··· Provided information

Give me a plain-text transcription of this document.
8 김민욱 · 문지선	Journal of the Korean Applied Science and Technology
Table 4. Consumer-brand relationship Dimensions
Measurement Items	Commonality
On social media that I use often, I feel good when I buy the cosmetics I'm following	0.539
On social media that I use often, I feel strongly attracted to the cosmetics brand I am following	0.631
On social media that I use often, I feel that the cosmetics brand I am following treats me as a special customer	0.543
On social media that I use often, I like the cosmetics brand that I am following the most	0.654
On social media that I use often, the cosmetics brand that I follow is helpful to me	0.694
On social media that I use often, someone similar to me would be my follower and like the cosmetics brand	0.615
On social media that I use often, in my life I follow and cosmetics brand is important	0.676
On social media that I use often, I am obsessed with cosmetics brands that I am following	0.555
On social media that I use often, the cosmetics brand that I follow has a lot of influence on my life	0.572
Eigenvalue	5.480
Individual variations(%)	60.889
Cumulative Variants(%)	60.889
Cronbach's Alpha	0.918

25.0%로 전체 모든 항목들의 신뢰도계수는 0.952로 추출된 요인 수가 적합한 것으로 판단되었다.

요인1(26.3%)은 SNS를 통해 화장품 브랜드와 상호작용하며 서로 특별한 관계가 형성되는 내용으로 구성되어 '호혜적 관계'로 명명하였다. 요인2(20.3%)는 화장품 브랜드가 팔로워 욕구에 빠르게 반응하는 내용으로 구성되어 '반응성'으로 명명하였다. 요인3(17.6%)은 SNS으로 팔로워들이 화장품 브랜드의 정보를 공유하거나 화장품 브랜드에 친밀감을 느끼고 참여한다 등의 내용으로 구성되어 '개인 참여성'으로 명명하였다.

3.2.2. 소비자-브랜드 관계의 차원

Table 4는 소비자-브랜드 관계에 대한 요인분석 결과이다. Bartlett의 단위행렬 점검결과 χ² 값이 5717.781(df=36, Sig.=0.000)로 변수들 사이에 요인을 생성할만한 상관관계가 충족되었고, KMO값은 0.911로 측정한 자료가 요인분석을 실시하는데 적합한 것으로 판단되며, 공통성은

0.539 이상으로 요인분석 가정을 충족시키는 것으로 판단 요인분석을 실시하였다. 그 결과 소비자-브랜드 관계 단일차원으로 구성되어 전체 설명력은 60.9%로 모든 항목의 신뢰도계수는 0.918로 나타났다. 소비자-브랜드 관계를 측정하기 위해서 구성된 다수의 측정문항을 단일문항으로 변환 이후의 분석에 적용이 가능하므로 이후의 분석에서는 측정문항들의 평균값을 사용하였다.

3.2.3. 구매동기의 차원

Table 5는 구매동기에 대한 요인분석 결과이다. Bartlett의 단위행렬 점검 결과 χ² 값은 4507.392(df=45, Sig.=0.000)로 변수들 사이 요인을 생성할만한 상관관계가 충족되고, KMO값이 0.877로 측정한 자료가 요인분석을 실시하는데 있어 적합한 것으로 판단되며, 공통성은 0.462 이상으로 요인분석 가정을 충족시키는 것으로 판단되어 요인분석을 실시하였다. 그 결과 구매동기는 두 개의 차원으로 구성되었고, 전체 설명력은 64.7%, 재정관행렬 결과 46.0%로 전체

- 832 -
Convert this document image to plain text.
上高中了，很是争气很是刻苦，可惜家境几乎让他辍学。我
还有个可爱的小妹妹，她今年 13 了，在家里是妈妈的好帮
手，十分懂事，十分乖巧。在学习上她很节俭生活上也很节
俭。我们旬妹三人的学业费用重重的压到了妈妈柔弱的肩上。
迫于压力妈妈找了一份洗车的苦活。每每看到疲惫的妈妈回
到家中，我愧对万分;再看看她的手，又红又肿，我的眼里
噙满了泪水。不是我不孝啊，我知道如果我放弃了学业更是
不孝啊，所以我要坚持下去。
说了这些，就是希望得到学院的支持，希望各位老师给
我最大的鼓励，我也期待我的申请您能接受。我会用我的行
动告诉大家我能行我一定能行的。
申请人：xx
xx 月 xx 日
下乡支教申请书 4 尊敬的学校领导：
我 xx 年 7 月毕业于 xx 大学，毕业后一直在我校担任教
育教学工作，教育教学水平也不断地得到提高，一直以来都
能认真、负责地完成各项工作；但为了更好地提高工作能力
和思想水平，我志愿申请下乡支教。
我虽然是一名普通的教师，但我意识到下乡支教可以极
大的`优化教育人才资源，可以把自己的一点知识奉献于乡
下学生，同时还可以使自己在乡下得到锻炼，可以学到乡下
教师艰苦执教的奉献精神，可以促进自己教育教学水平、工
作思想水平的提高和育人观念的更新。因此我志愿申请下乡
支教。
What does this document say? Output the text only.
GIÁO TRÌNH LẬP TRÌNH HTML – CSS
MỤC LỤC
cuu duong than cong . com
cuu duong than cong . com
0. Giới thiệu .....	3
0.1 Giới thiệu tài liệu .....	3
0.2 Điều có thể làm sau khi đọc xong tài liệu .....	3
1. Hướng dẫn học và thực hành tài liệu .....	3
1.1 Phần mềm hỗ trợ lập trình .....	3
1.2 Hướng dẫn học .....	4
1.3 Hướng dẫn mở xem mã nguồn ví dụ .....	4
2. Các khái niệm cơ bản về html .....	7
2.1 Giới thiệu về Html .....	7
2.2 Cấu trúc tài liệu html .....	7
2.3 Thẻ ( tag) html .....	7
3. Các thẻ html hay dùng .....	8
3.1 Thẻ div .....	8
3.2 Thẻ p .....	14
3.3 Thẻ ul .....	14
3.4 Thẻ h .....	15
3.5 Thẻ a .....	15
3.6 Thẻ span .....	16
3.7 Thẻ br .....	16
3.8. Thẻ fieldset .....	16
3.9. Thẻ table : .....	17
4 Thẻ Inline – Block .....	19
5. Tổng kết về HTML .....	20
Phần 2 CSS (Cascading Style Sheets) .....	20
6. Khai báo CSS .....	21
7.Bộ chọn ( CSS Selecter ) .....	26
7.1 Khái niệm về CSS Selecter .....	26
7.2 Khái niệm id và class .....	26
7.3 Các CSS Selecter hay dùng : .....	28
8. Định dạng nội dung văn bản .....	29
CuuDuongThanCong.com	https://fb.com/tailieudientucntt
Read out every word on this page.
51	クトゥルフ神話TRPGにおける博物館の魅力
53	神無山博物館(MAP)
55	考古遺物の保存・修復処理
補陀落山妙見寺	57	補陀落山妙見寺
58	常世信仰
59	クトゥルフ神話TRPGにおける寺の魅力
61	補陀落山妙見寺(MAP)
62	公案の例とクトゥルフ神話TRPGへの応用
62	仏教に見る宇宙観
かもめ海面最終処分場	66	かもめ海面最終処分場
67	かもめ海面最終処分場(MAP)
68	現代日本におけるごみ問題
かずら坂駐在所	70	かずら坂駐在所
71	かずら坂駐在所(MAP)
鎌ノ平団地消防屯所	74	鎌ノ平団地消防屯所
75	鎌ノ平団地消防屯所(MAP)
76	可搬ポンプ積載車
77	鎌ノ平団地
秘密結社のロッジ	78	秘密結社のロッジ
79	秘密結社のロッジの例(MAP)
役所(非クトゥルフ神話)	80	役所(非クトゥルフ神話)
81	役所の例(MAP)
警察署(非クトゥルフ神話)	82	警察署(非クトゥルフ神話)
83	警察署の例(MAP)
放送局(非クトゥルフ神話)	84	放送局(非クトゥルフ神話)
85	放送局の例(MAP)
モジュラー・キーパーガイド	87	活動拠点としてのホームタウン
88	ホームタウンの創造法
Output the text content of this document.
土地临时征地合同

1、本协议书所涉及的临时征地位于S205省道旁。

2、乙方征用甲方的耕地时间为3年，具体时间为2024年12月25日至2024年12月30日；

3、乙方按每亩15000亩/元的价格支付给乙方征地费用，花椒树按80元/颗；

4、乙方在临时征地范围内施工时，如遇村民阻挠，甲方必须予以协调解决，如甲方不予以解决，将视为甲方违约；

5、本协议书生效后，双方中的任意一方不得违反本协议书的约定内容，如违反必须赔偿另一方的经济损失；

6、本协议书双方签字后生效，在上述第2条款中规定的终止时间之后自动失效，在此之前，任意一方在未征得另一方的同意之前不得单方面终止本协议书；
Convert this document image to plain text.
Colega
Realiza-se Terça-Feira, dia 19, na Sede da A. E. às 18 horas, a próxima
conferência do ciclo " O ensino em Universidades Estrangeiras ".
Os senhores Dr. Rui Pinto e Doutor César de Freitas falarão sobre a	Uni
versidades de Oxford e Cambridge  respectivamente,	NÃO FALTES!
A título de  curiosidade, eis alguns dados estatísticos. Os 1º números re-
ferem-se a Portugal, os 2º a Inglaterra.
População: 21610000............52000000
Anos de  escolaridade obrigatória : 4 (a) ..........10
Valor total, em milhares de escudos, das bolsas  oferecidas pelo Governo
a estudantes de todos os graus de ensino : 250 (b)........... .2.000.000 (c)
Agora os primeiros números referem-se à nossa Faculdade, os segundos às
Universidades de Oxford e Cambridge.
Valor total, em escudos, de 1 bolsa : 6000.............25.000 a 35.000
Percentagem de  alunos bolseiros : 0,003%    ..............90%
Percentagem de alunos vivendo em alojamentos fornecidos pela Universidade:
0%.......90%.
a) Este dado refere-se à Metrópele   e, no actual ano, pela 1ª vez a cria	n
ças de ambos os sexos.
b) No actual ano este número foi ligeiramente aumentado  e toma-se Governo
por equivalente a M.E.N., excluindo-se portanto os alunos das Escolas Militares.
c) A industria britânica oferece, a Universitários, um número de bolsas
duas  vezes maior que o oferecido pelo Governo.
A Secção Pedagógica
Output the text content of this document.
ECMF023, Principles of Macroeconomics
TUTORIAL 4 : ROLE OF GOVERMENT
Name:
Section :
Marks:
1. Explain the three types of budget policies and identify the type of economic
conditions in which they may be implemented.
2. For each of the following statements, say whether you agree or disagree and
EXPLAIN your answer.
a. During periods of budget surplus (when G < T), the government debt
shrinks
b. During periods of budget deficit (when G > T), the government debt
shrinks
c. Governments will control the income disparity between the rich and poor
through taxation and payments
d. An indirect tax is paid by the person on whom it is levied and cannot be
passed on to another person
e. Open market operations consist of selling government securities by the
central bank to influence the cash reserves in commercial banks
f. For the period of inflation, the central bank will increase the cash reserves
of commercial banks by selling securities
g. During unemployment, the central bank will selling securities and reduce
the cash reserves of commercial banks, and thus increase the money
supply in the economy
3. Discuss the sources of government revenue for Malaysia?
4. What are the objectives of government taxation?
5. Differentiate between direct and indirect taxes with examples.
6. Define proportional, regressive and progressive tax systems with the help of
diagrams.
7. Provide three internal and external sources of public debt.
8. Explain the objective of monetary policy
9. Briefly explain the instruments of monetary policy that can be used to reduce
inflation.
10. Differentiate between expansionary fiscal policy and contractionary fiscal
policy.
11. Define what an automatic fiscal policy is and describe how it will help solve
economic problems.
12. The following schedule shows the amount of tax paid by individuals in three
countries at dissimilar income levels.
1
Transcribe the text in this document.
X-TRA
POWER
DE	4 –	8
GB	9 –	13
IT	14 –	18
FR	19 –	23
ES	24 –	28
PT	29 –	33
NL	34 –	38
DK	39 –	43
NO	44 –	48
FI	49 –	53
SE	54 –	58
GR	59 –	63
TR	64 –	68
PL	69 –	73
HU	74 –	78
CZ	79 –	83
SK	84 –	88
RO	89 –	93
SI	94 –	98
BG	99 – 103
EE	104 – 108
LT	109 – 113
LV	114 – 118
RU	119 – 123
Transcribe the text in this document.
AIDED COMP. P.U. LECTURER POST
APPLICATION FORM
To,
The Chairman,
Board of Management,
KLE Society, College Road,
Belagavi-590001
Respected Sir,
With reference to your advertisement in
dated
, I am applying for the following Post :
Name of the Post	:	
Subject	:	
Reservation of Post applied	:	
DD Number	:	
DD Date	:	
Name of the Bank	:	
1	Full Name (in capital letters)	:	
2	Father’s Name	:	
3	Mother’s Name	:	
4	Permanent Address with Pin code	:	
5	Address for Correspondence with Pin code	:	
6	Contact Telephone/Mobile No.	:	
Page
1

······

§ Work instructions: Which lines above hold the word "Name"? Copy each of them.

§ Worked solution:
Name:
Name of the Post	:	
Name of the Bank	:	
1	Full Name (in capital letters)	:	
2	Father’s Name	:	
3	Mother’s Name	:	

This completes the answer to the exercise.